[START OF Raw data]
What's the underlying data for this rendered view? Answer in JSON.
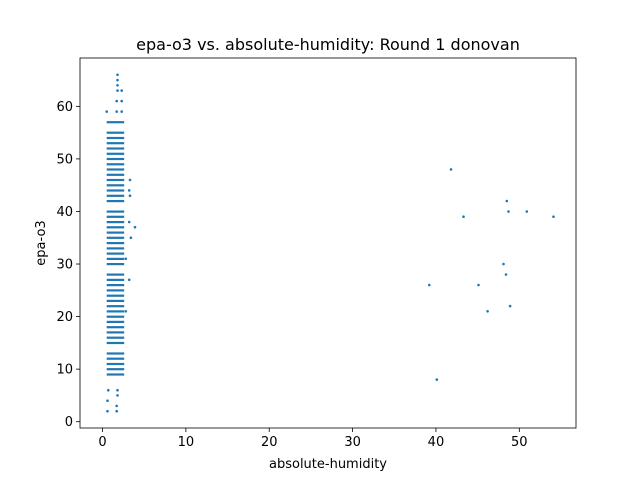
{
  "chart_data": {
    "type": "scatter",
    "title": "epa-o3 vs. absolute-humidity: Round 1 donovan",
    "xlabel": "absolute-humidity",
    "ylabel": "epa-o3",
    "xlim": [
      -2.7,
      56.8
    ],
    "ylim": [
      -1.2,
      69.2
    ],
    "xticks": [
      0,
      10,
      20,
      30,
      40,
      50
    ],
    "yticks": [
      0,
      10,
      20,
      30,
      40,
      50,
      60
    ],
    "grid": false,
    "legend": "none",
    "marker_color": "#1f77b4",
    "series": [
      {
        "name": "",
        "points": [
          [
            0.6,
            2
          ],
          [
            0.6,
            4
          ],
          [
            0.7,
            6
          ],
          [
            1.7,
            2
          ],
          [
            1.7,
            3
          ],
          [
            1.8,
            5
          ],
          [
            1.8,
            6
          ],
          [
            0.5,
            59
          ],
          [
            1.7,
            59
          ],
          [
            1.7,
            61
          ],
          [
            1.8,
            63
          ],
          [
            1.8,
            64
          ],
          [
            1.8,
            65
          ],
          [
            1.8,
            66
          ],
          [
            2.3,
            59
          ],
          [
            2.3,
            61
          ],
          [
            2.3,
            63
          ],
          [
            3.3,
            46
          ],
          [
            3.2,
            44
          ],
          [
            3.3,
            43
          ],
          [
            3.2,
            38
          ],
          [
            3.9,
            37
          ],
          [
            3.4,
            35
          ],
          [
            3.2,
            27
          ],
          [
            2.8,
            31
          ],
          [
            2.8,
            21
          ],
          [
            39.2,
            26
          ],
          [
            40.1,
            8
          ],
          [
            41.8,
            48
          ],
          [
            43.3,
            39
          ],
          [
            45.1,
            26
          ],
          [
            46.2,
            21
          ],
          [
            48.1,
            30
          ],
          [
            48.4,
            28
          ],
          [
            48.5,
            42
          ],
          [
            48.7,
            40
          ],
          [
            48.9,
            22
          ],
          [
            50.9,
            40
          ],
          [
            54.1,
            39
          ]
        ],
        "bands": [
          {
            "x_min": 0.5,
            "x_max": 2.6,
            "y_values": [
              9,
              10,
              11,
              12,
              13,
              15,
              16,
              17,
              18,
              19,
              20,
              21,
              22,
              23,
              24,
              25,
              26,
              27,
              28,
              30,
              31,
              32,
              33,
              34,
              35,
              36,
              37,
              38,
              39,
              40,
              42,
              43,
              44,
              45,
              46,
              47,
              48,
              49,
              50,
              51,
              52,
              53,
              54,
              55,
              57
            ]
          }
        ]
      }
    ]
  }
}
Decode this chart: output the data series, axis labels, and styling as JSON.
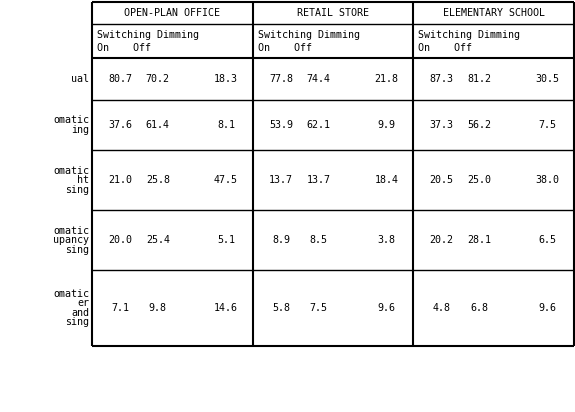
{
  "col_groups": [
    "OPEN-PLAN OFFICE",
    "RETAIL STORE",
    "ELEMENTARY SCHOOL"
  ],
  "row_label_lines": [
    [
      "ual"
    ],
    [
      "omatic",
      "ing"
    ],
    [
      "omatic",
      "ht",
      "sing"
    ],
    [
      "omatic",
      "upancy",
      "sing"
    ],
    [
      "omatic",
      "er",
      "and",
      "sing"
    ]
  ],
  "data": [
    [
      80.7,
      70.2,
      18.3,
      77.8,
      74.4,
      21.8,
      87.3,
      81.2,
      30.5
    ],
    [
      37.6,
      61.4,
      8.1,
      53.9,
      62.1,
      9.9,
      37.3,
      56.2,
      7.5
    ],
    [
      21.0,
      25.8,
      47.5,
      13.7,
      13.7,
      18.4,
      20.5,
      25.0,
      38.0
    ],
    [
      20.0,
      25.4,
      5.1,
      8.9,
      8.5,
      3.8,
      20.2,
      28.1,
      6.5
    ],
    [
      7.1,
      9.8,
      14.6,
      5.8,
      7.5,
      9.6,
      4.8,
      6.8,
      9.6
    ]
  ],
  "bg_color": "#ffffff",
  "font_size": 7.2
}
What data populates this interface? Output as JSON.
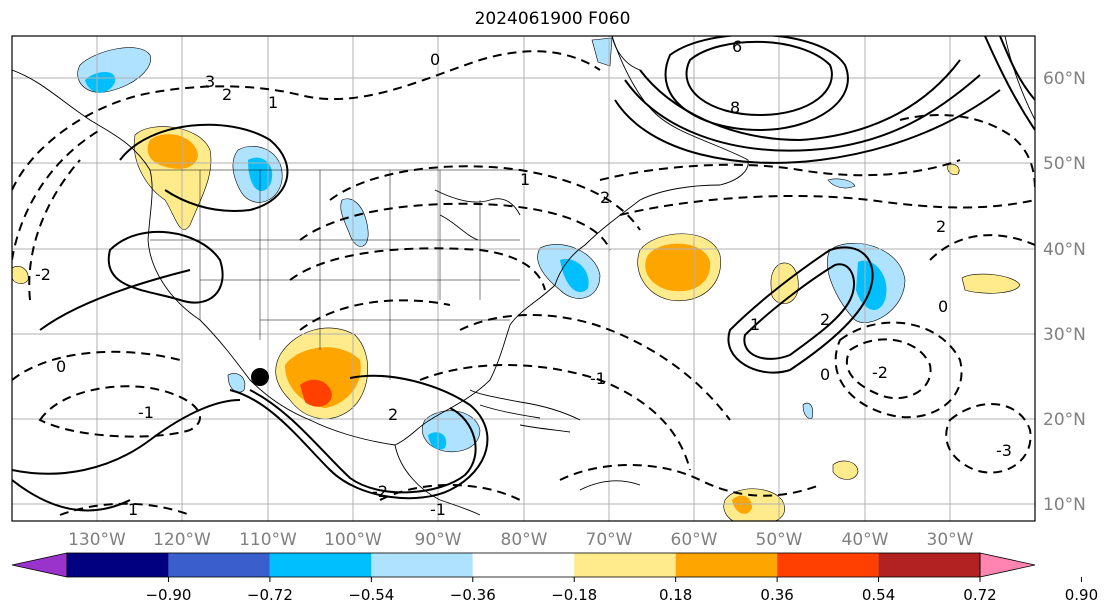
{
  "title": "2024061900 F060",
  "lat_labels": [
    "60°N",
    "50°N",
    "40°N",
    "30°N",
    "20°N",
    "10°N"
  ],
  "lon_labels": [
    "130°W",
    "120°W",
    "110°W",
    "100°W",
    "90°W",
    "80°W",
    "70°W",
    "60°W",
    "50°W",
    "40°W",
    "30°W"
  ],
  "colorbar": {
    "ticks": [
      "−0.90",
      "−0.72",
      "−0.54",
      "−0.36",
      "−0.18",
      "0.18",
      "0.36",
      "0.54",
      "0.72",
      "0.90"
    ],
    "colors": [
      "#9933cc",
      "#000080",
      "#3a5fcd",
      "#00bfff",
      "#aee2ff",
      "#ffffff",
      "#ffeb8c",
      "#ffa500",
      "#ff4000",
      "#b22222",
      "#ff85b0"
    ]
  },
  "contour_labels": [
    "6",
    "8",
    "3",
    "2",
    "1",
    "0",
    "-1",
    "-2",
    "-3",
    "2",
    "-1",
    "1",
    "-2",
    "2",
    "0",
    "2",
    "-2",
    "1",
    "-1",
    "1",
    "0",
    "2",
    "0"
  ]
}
[END OF Raw data]
→ Given problem:
Look over the records above and copy each line that includes the string "absolute".

→ Correct output:
    "title": "epa-o3 vs. absolute-humidity: Round 1 donovan",
    "xlabel": "absolute-humidity",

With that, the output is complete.